Rows from a dataset
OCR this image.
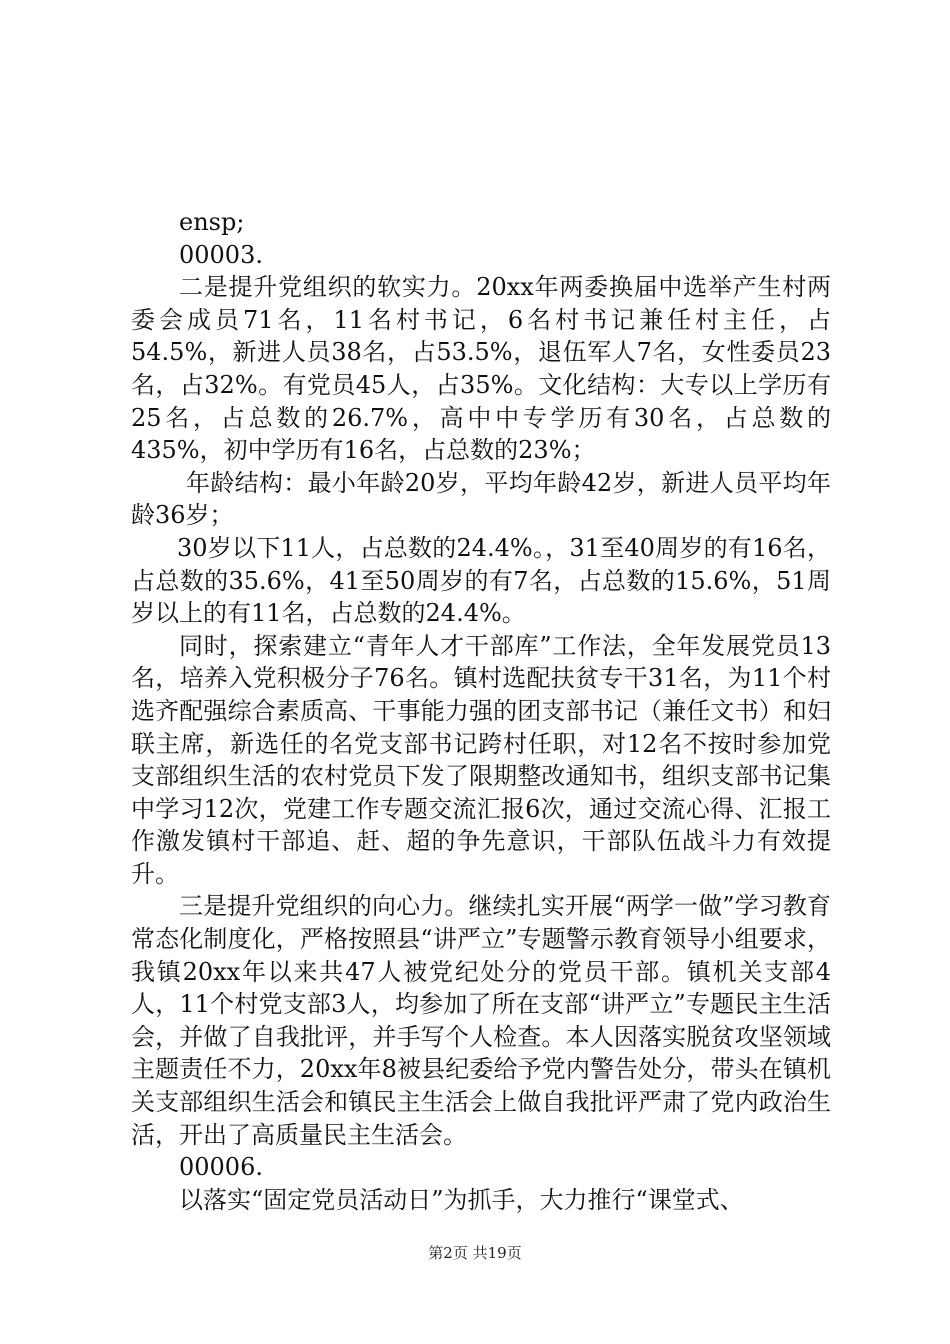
ensp;

00003.

二是提升党组织的软实力。20xx年两委换届中选举产生村两委会成员71名，11名村书记，6名村书记兼任村主任，占54.5%，新进人员38名，占53.5%，退伍军人7名，女性委员23名，占32%。有党员45人，占35%。文化结构：大专以上学历有25名，占总数的26.7%，高中中专学历有30名，占总数的435%，初中学历有16名，占总数的23%；

年龄结构：最小年龄20岁，平均年龄42岁，新进人员平均年龄36岁；

30岁以下11人，占总数的24.4%。，31至40周岁的有16名，占总数的35.6%，41至50周岁的有7名，占总数的15.6%，51周岁以上的有11名，占总数的24.4%。

同时，探索建立“青年人才干部库”工作法，全年发展党员13名，培养入党积极分子76名。镇村选配扶贫专干31名，为11个村选齐配强综合素质高、干事能力强的团支部书记（兼任文书）和妇联主席，新选任的名党支部书记跨村任职，对12名不按时参加党支部组织生活的农村党员下发了限期整改通知书，组织支部书记集中学习12次，党建工作专题交流汇报6次，通过交流心得、汇报工作激发镇村干部追、赶、超的争先意识，干部队伍战斗力有效提升。

三是提升党组织的向心力。继续扎实开展“两学一做”学习教育常态化制度化，严格按照县“讲严立”专题警示教育领导小组要求，我镇20xx年以来共47人被党纪处分的党员干部。镇机关支部4人，11个村党支部3人，均参加了所在支部“讲严立”专题民主生活会，并做了自我批评，并手写个人检查。本人因落实脱贫攻坚领域主题责任不力，20xx年8被县纪委给予党内警告处分，带头在镇机关支部组织生活会和镇民主生活会上做自我批评严肃了党内政治生活，开出了高质量民主生活会。

00006.

以落实“固定党员活动日”为抓手，大力推行“课堂式、

第2页 共19页
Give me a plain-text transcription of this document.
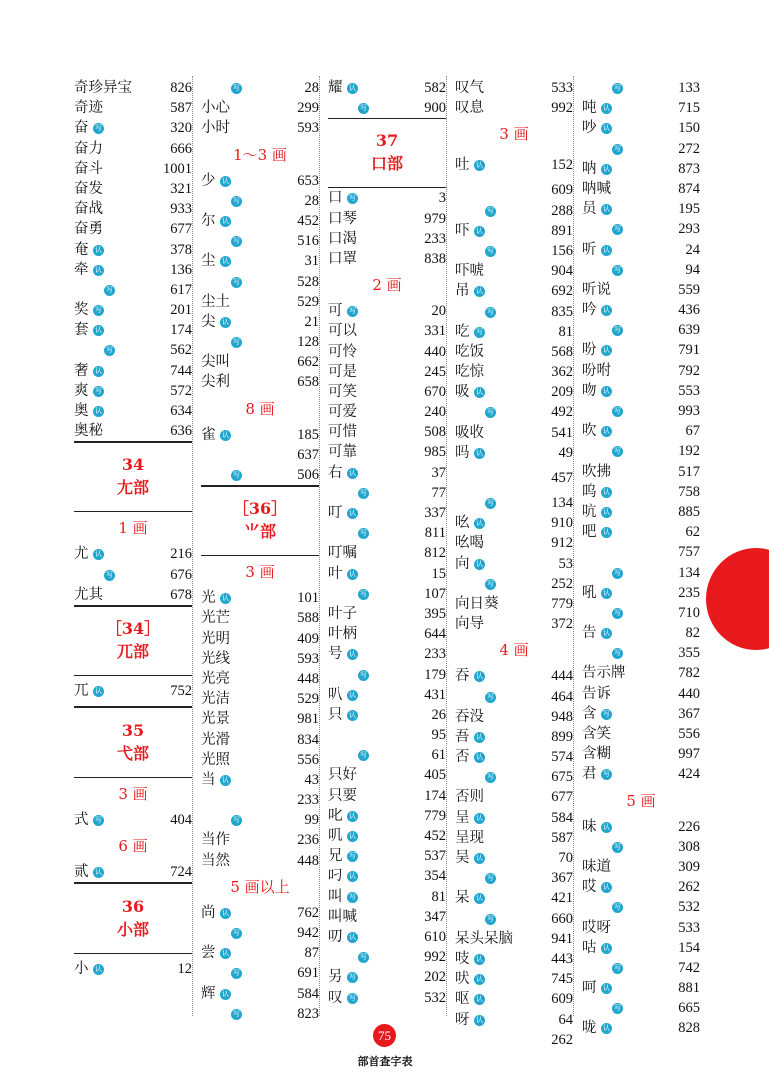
奇珍异宝	826
奇迹	587
奋 写	320
奋力	666
奋斗	1001
奋发	321
奋战	933
奋勇	677
奄 认	378
牵 认	136
写	617
奖 写	201
套 认	174
写	562
奢 认	744
爽 写	572
奥 认	634
奥秘	636
34
尢部
1 画
尤 认	216
写	676
尤其	678
［34］
兀部
兀 认	752
35
弋部
3 画
式 写	404
6 画
贰 认	724
36
小部
小 认	12
写	28
小心	299
小时	593
1～3 画
少 认	653
写	28
尔 认	452
写	516
尘 认	31
写	528
尘土	529
尖 认	21
写	128
尖叫	662
尖利	658
8 画
雀 认	185
637
写	506
［36］
⺌部
3 画
光 认	101
光芒	588
光明	409
光线	593
光亮	448
光洁	529
光景	981
光滑	834
光照	556
当 认	43
233
写	99
当作	236
当然	448
5 画以上
尚 认	762
写	942
尝 认	87
写	691
辉 认	584
写	823
耀 认	582
写	900
37
口部
口 写	3
口琴	979
口渴	233
口罩	838
2 画
可 写	20
可以	331
可怜	440
可是	245
可笑	670
可爱	240
可惜	508
可靠	985
右 认	37
写	77
叮 认	337
写	811
叮嘱	812
叶 认	15
写	107
叶子	395
叶柄	644
号 认	233
写	179
叭 认	431
只 认	26
95
写	61
只好	405
只要	174
叱 认	779
叽 认	452
兄 写	537
叼 认	354
叫 写	81
叫喊	347
叨 认	610
写	992
另 写	202
叹 写	532
叹气	533
叹息	992
3 画
吐 认	152
609
写	288
吓 认	891
写	156
吓唬	904
吊 认	692
写	835
吃 写	81
吃饭	568
吃惊	362
吸 认	209
写	492
吸收	541
吗 认	49
457
写	134
吆 认	910
吆喝	912
向 认	53
写	252
向日葵	779
向导	372
4 画
吞 认	444
写	464
吞没	948
吾 认	899
否 认	574
写	675
否则	677
呈 认	584
呈现	587
吴 认	70
写	367
呆 认	421
写	660
呆头呆脑	941
吱 认	443
吠 认	745
呕 认	609
呀 认	64
262
写	133
吨 认	715
吵 认	150
写	272
呐 认	873
呐喊	874
员 认	195
写	293
听 认	24
写	94
听说	559
吟 认	436
写	639
吩 认	791
吩咐	792
吻 认	553
写	993
吹 认	67
写	192
吹拂	517
呜 认	758
吭 认	885
吧 认	62
757
写	134
吼 认	235
写	710
告 认	82
写	355
告示牌	782
告诉	440
含 写	367
含笑	556
含糊	997
君 写	424
5 画
味 认	226
写	308
味道	309
哎 认	262
写	532
哎呀	533
咕 认	154
写	742
呵 认	881
写	665
咙 认	828
75
部首查字表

WRITTEN REQUEST
Leaving the pictures aside, transcribe the entire listing exactly.

THE RESULT
OCR this image.
ensp;

00003.

二是提升党组织的软实力。20xx年两委换届中选举产生村两委会成员71名，11名村书记，6名村书记兼任村主任，占54.5%，新进人员38名，占53.5%，退伍军人7名，女性委员23名，占32%。有党员45人，占35%。文化结构：大专以上学历有25名，占总数的26.7%，高中中专学历有30名，占总数的435%，初中学历有16名，占总数的23%；

年龄结构：最小年龄20岁，平均年龄42岁，新进人员平均年龄36岁；

30岁以下11人，占总数的24.4%。，31至40周岁的有16名，占总数的35.6%，41至50周岁的有7名，占总数的15.6%，51周岁以上的有11名，占总数的24.4%。

同时，探索建立“青年人才干部库”工作法，全年发展党员13名，培养入党积极分子76名。镇村选配扶贫专干31名，为11个村选齐配强综合素质高、干事能力强的团支部书记（兼任文书）和妇联主席，新选任的名党支部书记跨村任职，对12名不按时参加党支部组织生活的农村党员下发了限期整改通知书，组织支部书记集中学习12次，党建工作专题交流汇报6次，通过交流心得、汇报工作激发镇村干部追、赶、超的争先意识，干部队伍战斗力有效提升。

三是提升党组织的向心力。继续扎实开展“两学一做”学习教育常态化制度化，严格按照县“讲严立”专题警示教育领导小组要求，我镇20xx年以来共47人被党纪处分的党员干部。镇机关支部4人，11个村党支部3人，均参加了所在支部“讲严立”专题民主生活会，并做了自我批评，并手写个人检查。本人因落实脱贫攻坚领域主题责任不力，20xx年8被县纪委给予党内警告处分，带头在镇机关支部组织生活会和镇民主生活会上做自我批评严肃了党内政治生活，开出了高质量民主生活会。

00006.

以落实“固定党员活动日”为抓手，大力推行“课堂式、

第2页 共19页
Give me a plain-text transcription of this document.
奇珍异宝	826
奇迹	587
奋 写	320
奋力	666
奋斗	1001
奋发	321
奋战	933
奋勇	677
奄 认	378
牵 认	136
写	617
奖 写	201
套 认	174
写	562
奢 认	744
爽 写	572
奥 认	634
奥秘	636
34
尢部
1 画
尤 认	216
写	676
尤其	678
［34］
兀部
兀 认	752
35
弋部
3 画
式 写	404
6 画
贰 认	724
36
小部
小 认	12
写	28
小心	299
小时	593
1～3 画
少 认	653
写	28
尔 认	452
写	516
尘 认	31
写	528
尘土	529
尖 认	21
写	128
尖叫	662
尖利	658
8 画
雀 认	185
637
写	506
［36］
⺌部
3 画
光 认	101
光芒	588
光明	409
光线	593
光亮	448
光洁	529
光景	981
光滑	834
光照	556
当 认	43
233
写	99
当作	236
当然	448
5 画以上
尚 认	762
写	942
尝 认	87
写	691
辉 认	584
写	823
耀 认	582
写	900
37
口部
口 写	3
口琴	979
口渴	233
口罩	838
2 画
可 写	20
可以	331
可怜	440
可是	245
可笑	670
可爱	240
可惜	508
可靠	985
右 认	37
写	77
叮 认	337
写	811
叮嘱	812
叶 认	15
写	107
叶子	395
叶柄	644
号 认	233
写	179
叭 认	431
只 认	26
95
写	61
只好	405
只要	174
叱 认	779
叽 认	452
兄 写	537
叼 认	354
叫 写	81
叫喊	347
叨 认	610
写	992
另 写	202
叹 写	532
叹气	533
叹息	992
3 画
吐 认	152
609
写	288
吓 认	891
写	156
吓唬	904
吊 认	692
写	835
吃 写	81
吃饭	568
吃惊	362
吸 认	209
写	492
吸收	541
吗 认	49
457
写	134
吆 认	910
吆喝	912
向 认	53
写	252
向日葵	779
向导	372
4 画
吞 认	444
写	464
吞没	948
吾 认	899
否 认	574
写	675
否则	677
呈 认	584
呈现	587
吴 认	70
写	367
呆 认	421
写	660
呆头呆脑	941
吱 认	443
吠 认	745
呕 认	609
呀 认	64
262
写	133
吨 认	715
吵 认	150
写	272
呐 认	873
呐喊	874
员 认	195
写	293
听 认	24
写	94
听说	559
吟 认	436
写	639
吩 认	791
吩咐	792
吻 认	553
写	993
吹 认	67
写	192
吹拂	517
呜 认	758
吭 认	885
吧 认	62
757
写	134
吼 认	235
写	710
告 认	82
写	355
告示牌	782
告诉	440
含 写	367
含笑	556
含糊	997
君 写	424
5 画
味 认	226
写	308
味道	309
哎 认	262
写	532
哎呀	533
咕 认	154
写	742
呵 认	881
写	665
咙 认	828
75
部首查字表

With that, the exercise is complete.